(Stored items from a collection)
┏━━
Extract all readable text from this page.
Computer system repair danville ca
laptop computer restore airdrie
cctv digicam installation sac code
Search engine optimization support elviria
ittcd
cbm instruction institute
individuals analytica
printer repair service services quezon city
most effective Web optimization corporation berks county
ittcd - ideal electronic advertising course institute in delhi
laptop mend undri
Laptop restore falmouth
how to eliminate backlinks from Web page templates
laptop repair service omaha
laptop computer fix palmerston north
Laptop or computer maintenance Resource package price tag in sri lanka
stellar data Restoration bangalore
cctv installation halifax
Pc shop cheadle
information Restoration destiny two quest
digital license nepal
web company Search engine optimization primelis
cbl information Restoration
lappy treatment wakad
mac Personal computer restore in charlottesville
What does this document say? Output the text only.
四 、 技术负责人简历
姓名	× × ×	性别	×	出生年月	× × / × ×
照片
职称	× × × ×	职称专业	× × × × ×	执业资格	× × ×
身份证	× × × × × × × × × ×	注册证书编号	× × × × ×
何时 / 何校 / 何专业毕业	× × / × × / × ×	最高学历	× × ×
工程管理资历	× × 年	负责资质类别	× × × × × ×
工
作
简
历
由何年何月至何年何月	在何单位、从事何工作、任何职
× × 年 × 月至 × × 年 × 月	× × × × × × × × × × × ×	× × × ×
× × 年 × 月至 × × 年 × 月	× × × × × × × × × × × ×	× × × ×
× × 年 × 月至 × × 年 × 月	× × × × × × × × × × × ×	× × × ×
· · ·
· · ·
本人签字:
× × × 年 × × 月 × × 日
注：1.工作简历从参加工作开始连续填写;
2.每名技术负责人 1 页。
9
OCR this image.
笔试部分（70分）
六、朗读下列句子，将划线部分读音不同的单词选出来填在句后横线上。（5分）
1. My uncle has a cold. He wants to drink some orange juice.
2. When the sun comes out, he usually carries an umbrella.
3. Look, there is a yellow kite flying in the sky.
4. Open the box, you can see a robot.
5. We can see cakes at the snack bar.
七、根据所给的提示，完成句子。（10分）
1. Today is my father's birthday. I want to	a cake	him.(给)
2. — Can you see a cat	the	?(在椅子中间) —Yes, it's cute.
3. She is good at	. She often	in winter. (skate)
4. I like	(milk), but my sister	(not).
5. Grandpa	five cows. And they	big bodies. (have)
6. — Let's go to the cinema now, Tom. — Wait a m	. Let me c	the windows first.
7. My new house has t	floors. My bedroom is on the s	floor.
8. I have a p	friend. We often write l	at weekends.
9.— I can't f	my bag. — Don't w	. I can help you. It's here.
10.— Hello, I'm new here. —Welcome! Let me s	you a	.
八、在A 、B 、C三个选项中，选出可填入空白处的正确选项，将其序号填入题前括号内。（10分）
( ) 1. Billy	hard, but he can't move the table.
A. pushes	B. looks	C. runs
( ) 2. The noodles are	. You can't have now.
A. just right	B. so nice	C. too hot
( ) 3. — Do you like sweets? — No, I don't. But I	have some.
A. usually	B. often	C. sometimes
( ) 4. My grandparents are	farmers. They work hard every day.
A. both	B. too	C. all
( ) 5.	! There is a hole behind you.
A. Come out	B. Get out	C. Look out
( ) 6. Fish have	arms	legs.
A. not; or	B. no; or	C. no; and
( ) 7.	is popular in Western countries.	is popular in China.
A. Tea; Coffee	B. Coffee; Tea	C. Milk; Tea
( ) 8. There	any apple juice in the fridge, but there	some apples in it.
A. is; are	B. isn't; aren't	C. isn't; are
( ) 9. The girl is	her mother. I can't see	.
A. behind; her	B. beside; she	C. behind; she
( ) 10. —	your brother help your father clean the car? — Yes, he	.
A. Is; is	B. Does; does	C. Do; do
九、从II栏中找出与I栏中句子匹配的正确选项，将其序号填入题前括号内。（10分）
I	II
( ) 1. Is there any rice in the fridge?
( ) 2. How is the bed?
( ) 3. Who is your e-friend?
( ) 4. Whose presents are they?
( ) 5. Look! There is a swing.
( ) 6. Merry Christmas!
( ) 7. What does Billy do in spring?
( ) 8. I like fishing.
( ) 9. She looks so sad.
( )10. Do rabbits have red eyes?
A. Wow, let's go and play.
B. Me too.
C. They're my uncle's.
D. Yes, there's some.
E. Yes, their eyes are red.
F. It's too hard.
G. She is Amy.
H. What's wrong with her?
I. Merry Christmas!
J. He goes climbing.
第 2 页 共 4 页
┗━━
__WRITTEN EXERCISE__
Output all preceding records character for character.

__WRITTEN ANSWER__
Extract all readable text from this page.
Computer system repair danville ca
laptop computer restore airdrie
cctv digicam installation sac code
Search engine optimization support elviria
ittcd
cbm instruction institute
individuals analytica
printer repair service services quezon city
most effective Web optimization corporation berks county
ittcd - ideal electronic advertising course institute in delhi
laptop mend undri
Laptop restore falmouth
how to eliminate backlinks from Web page templates
laptop repair service omaha
laptop computer fix palmerston north
Laptop or computer maintenance Resource package price tag in sri lanka
stellar data Restoration bangalore
cctv installation halifax
Pc shop cheadle
information Restoration destiny two quest
digital license nepal
web company Search engine optimization primelis
cbl information Restoration
lappy treatment wakad
mac Personal computer restore in charlottesville
What does this document say? Output the text only.
四 、 技术负责人简历
姓名	× × ×	性别	×	出生年月	× × / × ×
照片
职称	× × × ×	职称专业	× × × × ×	执业资格	× × ×
身份证	× × × × × × × × × ×	注册证书编号	× × × × ×
何时 / 何校 / 何专业毕业	× × / × × / × ×	最高学历	× × ×
工程管理资历	× × 年	负责资质类别	× × × × × ×
工
作
简
历
由何年何月至何年何月	在何单位、从事何工作、任何职
× × 年 × 月至 × × 年 × 月	× × × × × × × × × × × ×	× × × ×
× × 年 × 月至 × × 年 × 月	× × × × × × × × × × × ×	× × × ×
× × 年 × 月至 × × 年 × 月	× × × × × × × × × × × ×	× × × ×
· · ·
· · ·
本人签字:
× × × 年 × × 月 × × 日
注：1.工作简历从参加工作开始连续填写;
2.每名技术负责人 1 页。
9
OCR this image.
笔试部分（70分）
六、朗读下列句子，将划线部分读音不同的单词选出来填在句后横线上。（5分）
1. My uncle has a cold. He wants to drink some orange juice.
2. When the sun comes out, he usually carries an umbrella.
3. Look, there is a yellow kite flying in the sky.
4. Open the box, you can see a robot.
5. We can see cakes at the snack bar.
七、根据所给的提示，完成句子。（10分）
1. Today is my father's birthday. I want to	a cake	him.(给)
2. — Can you see a cat	the	?(在椅子中间) —Yes, it's cute.
3. She is good at	. She often	in winter. (skate)
4. I like	(milk), but my sister	(not).
5. Grandpa	five cows. And they	big bodies. (have)
6. — Let's go to the cinema now, Tom. — Wait a m	. Let me c	the windows first.
7. My new house has t	floors. My bedroom is on the s	floor.
8. I have a p	friend. We often write l	at weekends.
9.— I can't f	my bag. — Don't w	. I can help you. It's here.
10.— Hello, I'm new here. —Welcome! Let me s	you a	.
八、在A 、B 、C三个选项中，选出可填入空白处的正确选项，将其序号填入题前括号内。（10分）
( ) 1. Billy	hard, but he can't move the table.
A. pushes	B. looks	C. runs
( ) 2. The noodles are	. You can't have now.
A. just right	B. so nice	C. too hot
( ) 3. — Do you like sweets? — No, I don't. But I	have some.
A. usually	B. often	C. sometimes
( ) 4. My grandparents are	farmers. They work hard every day.
A. both	B. too	C. all
( ) 5.	! There is a hole behind you.
A. Come out	B. Get out	C. Look out
( ) 6. Fish have	arms	legs.
A. not; or	B. no; or	C. no; and
( ) 7.	is popular in Western countries.	is popular in China.
A. Tea; Coffee	B. Coffee; Tea	C. Milk; Tea
( ) 8. There	any apple juice in the fridge, but there	some apples in it.
A. is; are	B. isn't; aren't	C. isn't; are
( ) 9. The girl is	her mother. I can't see	.
A. behind; her	B. beside; she	C. behind; she
( ) 10. —	your brother help your father clean the car? — Yes, he	.
A. Is; is	B. Does; does	C. Do; do
九、从II栏中找出与I栏中句子匹配的正确选项，将其序号填入题前括号内。（10分）
I	II
( ) 1. Is there any rice in the fridge?
( ) 2. How is the bed?
( ) 3. Who is your e-friend?
( ) 4. Whose presents are they?
( ) 5. Look! There is a swing.
( ) 6. Merry Christmas!
( ) 7. What does Billy do in spring?
( ) 8. I like fishing.
( ) 9. She looks so sad.
( )10. Do rabbits have red eyes?
A. Wow, let's go and play.
B. Me too.
C. They're my uncle's.
D. Yes, there's some.
E. Yes, their eyes are red.
F. It's too hard.
G. She is Amy.
H. What's wrong with her?
I. Merry Christmas!
J. He goes climbing.
第 2 页 共 4 页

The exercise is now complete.